Challenges:
1/ According to the dollar-yen report, what level did the greenback hit, its lowest since May 10?
2/ Reproduce the passage of the dollar-yen report starting at "TOKYO: The dollar" and ending at "since May 10.".
— START Excerpt to read —
TOKYO: The dollar remained under pressure against the yen on Thursday as Japanese shares took another sharp tumble, pushing investors to unwind their dollar-hedges on the Nikkei and head for the safe-haven yen.

The greenback last bought 100.80 yen after hitting 100.56 , its lowest since May 10.

The fall came a day after it lost 1.2 percent as U.S. Treasury yields toppled from a 13-month high as investors wavered over whether the U.S. Federal Reserve will wind down its monthly bond buying.

Trading of the dollar-yen in U.S. trading hours is dominated by investor sentiment on whether a pullback in monetary stimulus is imminent or not. But market participants in Tokyo say that volatility in the Japanese equity and debt markets have a larger impact during Asian trading hours.

"It may seem illogical (for the forex market to follow the Nikkei), but a weaker yen led to optimism for stocks before, so right now the Nikkei's retreat has initiated a fall in the dollar-yen too," said Masashi Murata, senior currency strategist at Brown Brothers Harriman in Tokyo.

On Thursday, the dollar-yen held steady even as the Nikkei dropped 3.5 percent by mid-afternoon thanks to dollar bids from importers and pension funds.

"My guess is that the trust banks need to buy dollars right now. The pension funds that were buying until the end of March have come back again and are trying to do a kind of price-keeping operation," said a trader at a major Japanese bank.

However, it could not stay immune to the Japanese benchmark's slide to 5.2 percent by the close that took it further away from a 5-1/2 week high hit on May 23.

Volatility in the bond market has also thrown a spanner in the works for Bank of Japan Governor Haruhiko Kuroda, who said the audacious easing scheme he launched on April 4 was aimed at pushing down rates across the yield curve.

Instead, concerns about decreasing liquidity pushed the 10-year Japanese government bond yield to 1 percent last Thursday, its highest in over a year. With rising U.S. Treasury yields keeping it elevated, it hovered stubbornly at 0.900 on Thursday.

Some market participants had expected the BOJ's easing would pressure JGB yields and send Japanese investors in search of higher yields abroad. But finance ministry data on Thursday showed they sold 1.117 trillion yen ($11.1 billion) worth of foreign bonds last week, the second straight week of net selling, as they resumed repatriating overseas investments.

"Kuroda plays a key role for 'Abenomics', and he has been persistently sticking with the same message since April 4. But market participants are getting frustrated and starting to distrust him - they want him to stabilise the bond market," said Murata of Brown Brothers Harriman.

On Thursday, Kuroda said the BOJ will try to stem volatility in the JGB market to push down long-term yields.
— END Excerpt to read —
— START Dataset excerpt —
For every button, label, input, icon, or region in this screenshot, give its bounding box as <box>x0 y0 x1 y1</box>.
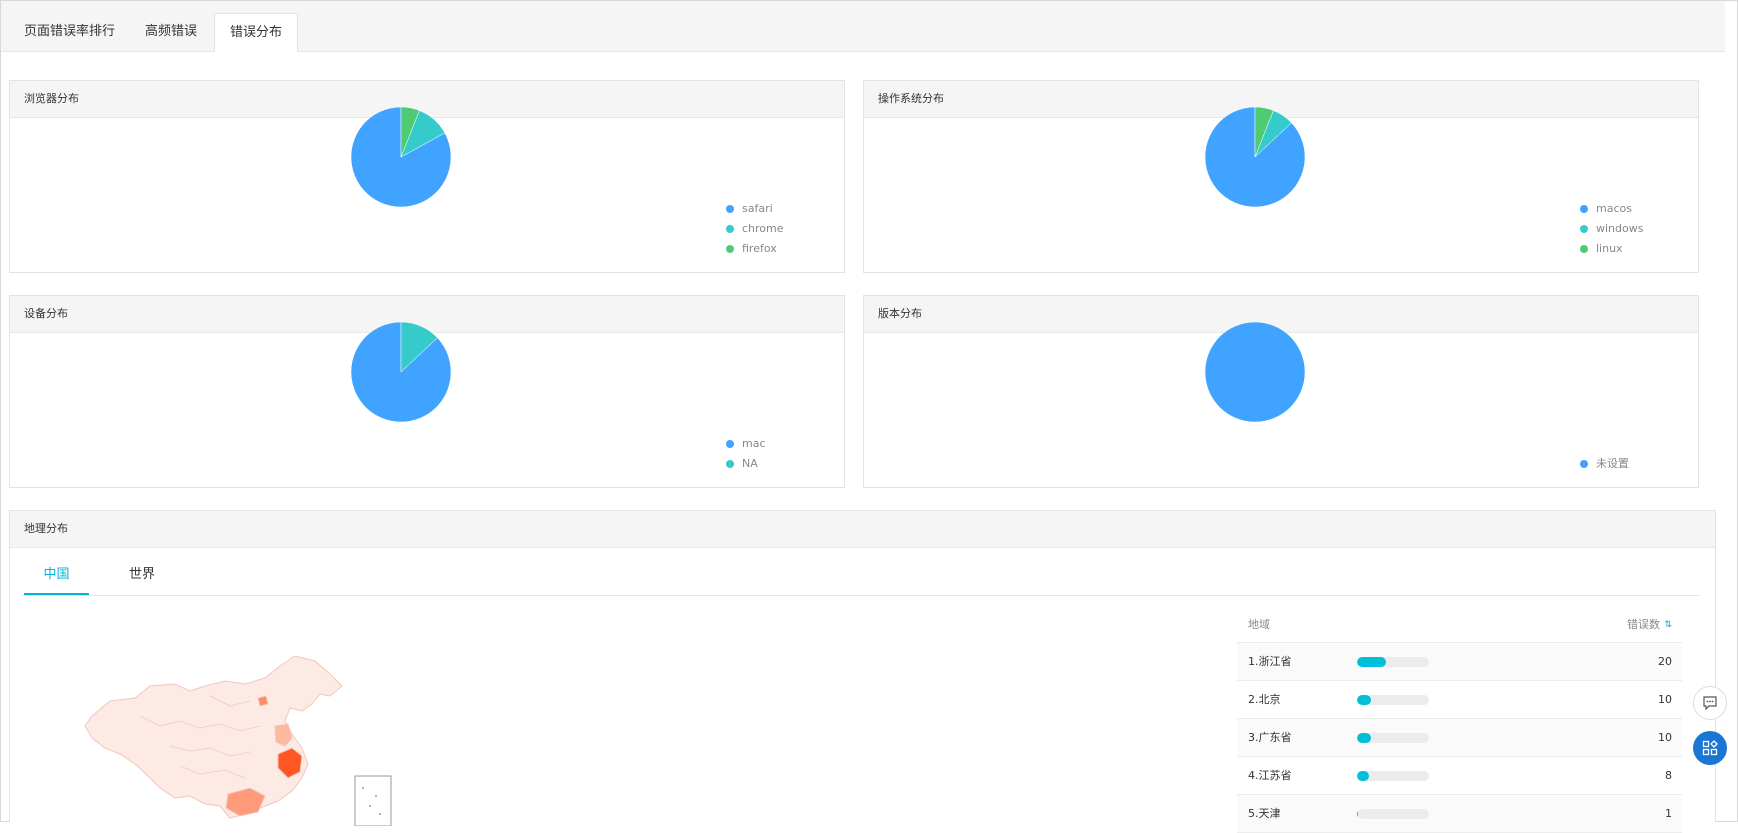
— END Dataset excerpt —
Solutions to the exercise:
1/ 100.56 yen

2/
TOKYO: The dollar remained under pressure against the yen on Thursday as Japanese shares took another sharp tumble, pushing investors to unwind their dollar-hedges on the Nikkei and head for the safe-haven yen.

The greenback last bought 100.80 yen after hitting 100.56 , its lowest since May 10.